**Your instructions**
No picture belongs in the copy. Repeat each line below exactly.

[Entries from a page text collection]
*****

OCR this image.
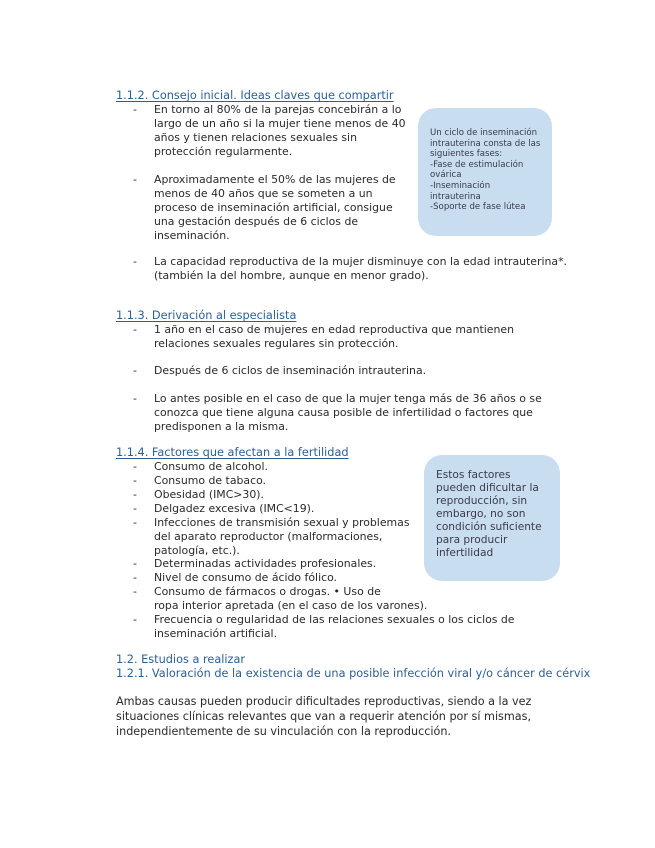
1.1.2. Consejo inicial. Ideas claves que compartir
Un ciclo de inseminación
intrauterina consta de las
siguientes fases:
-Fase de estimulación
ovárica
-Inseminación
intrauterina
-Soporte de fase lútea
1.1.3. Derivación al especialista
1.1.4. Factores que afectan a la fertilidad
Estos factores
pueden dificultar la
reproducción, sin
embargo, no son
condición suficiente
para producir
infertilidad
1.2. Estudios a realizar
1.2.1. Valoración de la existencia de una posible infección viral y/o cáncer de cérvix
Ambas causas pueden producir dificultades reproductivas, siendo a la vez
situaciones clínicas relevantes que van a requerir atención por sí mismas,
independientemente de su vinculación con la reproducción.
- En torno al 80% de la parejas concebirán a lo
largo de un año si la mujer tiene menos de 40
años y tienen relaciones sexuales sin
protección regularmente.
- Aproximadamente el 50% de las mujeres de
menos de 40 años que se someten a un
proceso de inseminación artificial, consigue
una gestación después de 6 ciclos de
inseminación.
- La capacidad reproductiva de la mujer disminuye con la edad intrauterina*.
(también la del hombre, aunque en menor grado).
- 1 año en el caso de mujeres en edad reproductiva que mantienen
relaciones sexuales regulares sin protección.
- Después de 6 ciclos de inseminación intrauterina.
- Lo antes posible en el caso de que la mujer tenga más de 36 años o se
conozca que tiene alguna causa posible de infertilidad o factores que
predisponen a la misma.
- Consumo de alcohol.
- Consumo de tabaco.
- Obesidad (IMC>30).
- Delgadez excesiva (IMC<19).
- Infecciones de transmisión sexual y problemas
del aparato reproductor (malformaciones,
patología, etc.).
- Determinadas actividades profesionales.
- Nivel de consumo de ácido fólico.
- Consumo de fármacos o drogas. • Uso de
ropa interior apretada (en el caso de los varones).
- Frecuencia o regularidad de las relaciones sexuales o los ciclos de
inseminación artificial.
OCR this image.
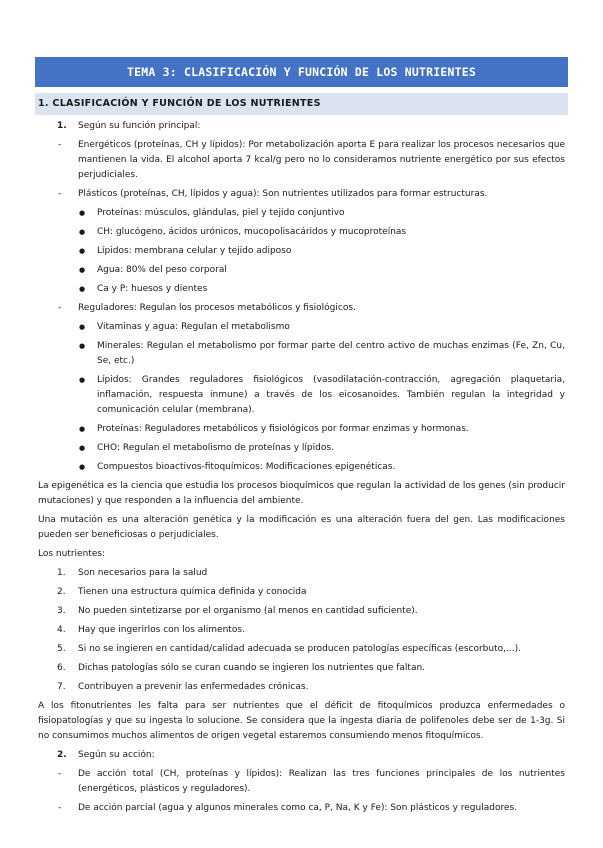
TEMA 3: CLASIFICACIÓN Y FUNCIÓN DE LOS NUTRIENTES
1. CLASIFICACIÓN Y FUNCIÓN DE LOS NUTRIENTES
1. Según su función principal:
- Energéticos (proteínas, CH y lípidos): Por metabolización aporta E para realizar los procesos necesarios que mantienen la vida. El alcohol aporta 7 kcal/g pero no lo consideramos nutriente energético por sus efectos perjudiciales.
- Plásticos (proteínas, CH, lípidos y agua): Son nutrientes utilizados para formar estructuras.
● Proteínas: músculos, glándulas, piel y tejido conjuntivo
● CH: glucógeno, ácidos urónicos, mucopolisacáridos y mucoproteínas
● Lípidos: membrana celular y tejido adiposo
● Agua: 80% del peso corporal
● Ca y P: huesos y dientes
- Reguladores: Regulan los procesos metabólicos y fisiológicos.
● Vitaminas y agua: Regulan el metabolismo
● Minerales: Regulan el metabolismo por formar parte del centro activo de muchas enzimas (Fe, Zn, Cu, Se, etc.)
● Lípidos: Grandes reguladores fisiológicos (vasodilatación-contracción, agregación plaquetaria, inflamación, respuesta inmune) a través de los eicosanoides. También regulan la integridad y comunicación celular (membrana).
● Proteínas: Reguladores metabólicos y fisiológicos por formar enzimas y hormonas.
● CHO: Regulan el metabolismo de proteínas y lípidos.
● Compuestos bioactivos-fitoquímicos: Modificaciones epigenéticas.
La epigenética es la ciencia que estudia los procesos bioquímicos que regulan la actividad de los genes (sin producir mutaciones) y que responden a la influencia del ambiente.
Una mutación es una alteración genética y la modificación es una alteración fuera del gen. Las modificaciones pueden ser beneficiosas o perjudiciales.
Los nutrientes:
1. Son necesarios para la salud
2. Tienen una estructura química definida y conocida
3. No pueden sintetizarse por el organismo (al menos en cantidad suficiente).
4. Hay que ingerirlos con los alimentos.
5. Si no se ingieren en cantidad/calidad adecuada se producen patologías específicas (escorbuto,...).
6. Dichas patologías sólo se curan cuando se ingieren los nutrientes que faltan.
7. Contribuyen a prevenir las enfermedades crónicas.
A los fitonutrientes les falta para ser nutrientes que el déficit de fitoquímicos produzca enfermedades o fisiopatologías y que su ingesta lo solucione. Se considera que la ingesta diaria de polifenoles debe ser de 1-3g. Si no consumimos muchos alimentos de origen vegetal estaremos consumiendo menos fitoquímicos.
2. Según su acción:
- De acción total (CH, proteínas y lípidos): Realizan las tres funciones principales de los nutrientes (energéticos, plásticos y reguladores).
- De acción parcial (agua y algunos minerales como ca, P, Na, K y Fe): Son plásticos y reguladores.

*****

**Response below**
OCR this image.
1.1.2. Consejo inicial. Ideas claves que compartir
Un ciclo de inseminación
intrauterina consta de las
siguientes fases:
-Fase de estimulación
ovárica
-Inseminación
intrauterina
-Soporte de fase lútea
1.1.3. Derivación al especialista
1.1.4. Factores que afectan a la fertilidad
Estos factores
pueden dificultar la
reproducción, sin
embargo, no son
condición suficiente
para producir
infertilidad
1.2. Estudios a realizar
1.2.1. Valoración de la existencia de una posible infección viral y/o cáncer de cérvix
Ambas causas pueden producir dificultades reproductivas, siendo a la vez
situaciones clínicas relevantes que van a requerir atención por sí mismas,
independientemente de su vinculación con la reproducción.
- En torno al 80% de la parejas concebirán a lo
largo de un año si la mujer tiene menos de 40
años y tienen relaciones sexuales sin
protección regularmente.
- Aproximadamente el 50% de las mujeres de
menos de 40 años que se someten a un
proceso de inseminación artificial, consigue
una gestación después de 6 ciclos de
inseminación.
- La capacidad reproductiva de la mujer disminuye con la edad intrauterina*.
(también la del hombre, aunque en menor grado).
- 1 año en el caso de mujeres en edad reproductiva que mantienen
relaciones sexuales regulares sin protección.
- Después de 6 ciclos de inseminación intrauterina.
- Lo antes posible en el caso de que la mujer tenga más de 36 años o se
conozca que tiene alguna causa posible de infertilidad o factores que
predisponen a la misma.
- Consumo de alcohol.
- Consumo de tabaco.
- Obesidad (IMC>30).
- Delgadez excesiva (IMC<19).
- Infecciones de transmisión sexual y problemas
del aparato reproductor (malformaciones,
patología, etc.).
- Determinadas actividades profesionales.
- Nivel de consumo de ácido fólico.
- Consumo de fármacos o drogas. • Uso de
ropa interior apretada (en el caso de los varones).
- Frecuencia o regularidad de las relaciones sexuales o los ciclos de
inseminación artificial.
OCR this image.
TEMA 3: CLASIFICACIÓN Y FUNCIÓN DE LOS NUTRIENTES
1. CLASIFICACIÓN Y FUNCIÓN DE LOS NUTRIENTES
1. Según su función principal:
- Energéticos (proteínas, CH y lípidos): Por metabolización aporta E para realizar los procesos necesarios que mantienen la vida. El alcohol aporta 7 kcal/g pero no lo consideramos nutriente energético por sus efectos perjudiciales.
- Plásticos (proteínas, CH, lípidos y agua): Son nutrientes utilizados para formar estructuras.
● Proteínas: músculos, glándulas, piel y tejido conjuntivo
● CH: glucógeno, ácidos urónicos, mucopolisacáridos y mucoproteínas
● Lípidos: membrana celular y tejido adiposo
● Agua: 80% del peso corporal
● Ca y P: huesos y dientes
- Reguladores: Regulan los procesos metabólicos y fisiológicos.
● Vitaminas y agua: Regulan el metabolismo
● Minerales: Regulan el metabolismo por formar parte del centro activo de muchas enzimas (Fe, Zn, Cu, Se, etc.)
● Lípidos: Grandes reguladores fisiológicos (vasodilatación-contracción, agregación plaquetaria, inflamación, respuesta inmune) a través de los eicosanoides. También regulan la integridad y comunicación celular (membrana).
● Proteínas: Reguladores metabólicos y fisiológicos por formar enzimas y hormonas.
● CHO: Regulan el metabolismo de proteínas y lípidos.
● Compuestos bioactivos-fitoquímicos: Modificaciones epigenéticas.
La epigenética es la ciencia que estudia los procesos bioquímicos que regulan la actividad de los genes (sin producir mutaciones) y que responden a la influencia del ambiente.
Una mutación es una alteración genética y la modificación es una alteración fuera del gen. Las modificaciones pueden ser beneficiosas o perjudiciales.
Los nutrientes:
1. Son necesarios para la salud
2. Tienen una estructura química definida y conocida
3. No pueden sintetizarse por el organismo (al menos en cantidad suficiente).
4. Hay que ingerirlos con los alimentos.
5. Si no se ingieren en cantidad/calidad adecuada se producen patologías específicas (escorbuto,...).
6. Dichas patologías sólo se curan cuando se ingieren los nutrientes que faltan.
7. Contribuyen a prevenir las enfermedades crónicas.
A los fitonutrientes les falta para ser nutrientes que el déficit de fitoquímicos produzca enfermedades o fisiopatologías y que su ingesta lo solucione. Se considera que la ingesta diaria de polifenoles debe ser de 1-3g. Si no consumimos muchos alimentos de origen vegetal estaremos consumiendo menos fitoquímicos.
2. Según su acción:
- De acción total (CH, proteínas y lípidos): Realizan las tres funciones principales de los nutrientes (energéticos, plásticos y reguladores).
- De acción parcial (agua y algunos minerales como ca, P, Na, K y Fe): Son plásticos y reguladores.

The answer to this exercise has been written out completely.